_STATED EXERCISE:_ Copy every entry word for word. Skip the pictures.

— BEGIN —

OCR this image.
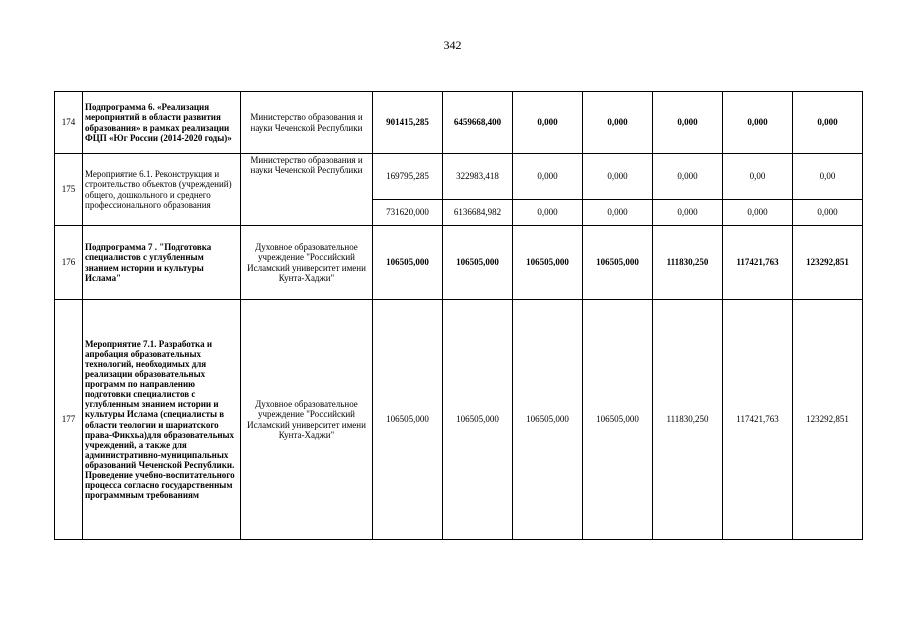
342
174	Подпрограмма 6. «Реализация мероприятий в области развития образования» в рамках реализации ФЦП «Юг России (2014-2020 годы)»	Министерство образования и науки Чеченской Республики	901415,285	6459668,400	0,000	0,000	0,000	0,000	0,000
175	Мероприятие 6.1. Реконструкция и строительство объектов (учреждений) общего, дошкольного и среднего профессионального образования	Министерство образования и науки Чеченской Республики	169795,285	322983,418	0,000	0,000	0,000	0,00	0,00
			731620,000	6136684,982	0,000	0,000	0,000	0,000	0,000
176	Подпрограмма 7 . "Подготовка специалистов с углубленным знанием истории и культуры Ислама"	Духовное образовательное учреждение "Российский Исламский университет имени Кунта-Хаджи"	106505,000	106505,000	106505,000	106505,000	111830,250	117421,763	123292,851
177	Мероприятие 7.1. Разработка и апробация образовательных технологий, необходимых для реализации образовательных программ по направлению подготовки специалистов с углубленным знанием истории и культуры Ислама (специалисты в области теологии и шариатского права-Фикхьа)для образовательных учреждений, а также для административно-муниципальных образований Чеченской Республики. Проведение учебно-воспитательного процесса согласно государственным программным требованиям	Духовное образовательное учреждение "Российский Исламский университет имени Кунта-Хаджи"	106505,000	106505,000	106505,000	106505,000	111830,250	117421,763	123292,851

— END —

_FINISHED ANSWER:_
OCR this image.
342
174	Подпрограмма 6. «Реализация мероприятий в области развития образования» в рамках реализации ФЦП «Юг России (2014-2020 годы)»	Министерство образования и науки Чеченской Республики	901415,285	6459668,400	0,000	0,000	0,000	0,000	0,000
175	Мероприятие 6.1. Реконструкция и строительство объектов (учреждений) общего, дошкольного и среднего профессионального образования	Министерство образования и науки Чеченской Республики	169795,285	322983,418	0,000	0,000	0,000	0,00	0,00
			731620,000	6136684,982	0,000	0,000	0,000	0,000	0,000
176	Подпрограмма 7 . "Подготовка специалистов с углубленным знанием истории и культуры Ислама"	Духовное образовательное учреждение "Российский Исламский университет имени Кунта-Хаджи"	106505,000	106505,000	106505,000	106505,000	111830,250	117421,763	123292,851
177	Мероприятие 7.1. Разработка и апробация образовательных технологий, необходимых для реализации образовательных программ по направлению подготовки специалистов с углубленным знанием истории и культуры Ислама (специалисты в области теологии и шариатского права-Фикхьа)для образовательных учреждений, а также для административно-муниципальных образований Чеченской Республики. Проведение учебно-воспитательного процесса согласно государственным программным требованиям	Духовное образовательное учреждение "Российский Исламский университет имени Кунта-Хаджи"	106505,000	106505,000	106505,000	106505,000	111830,250	117421,763	123292,851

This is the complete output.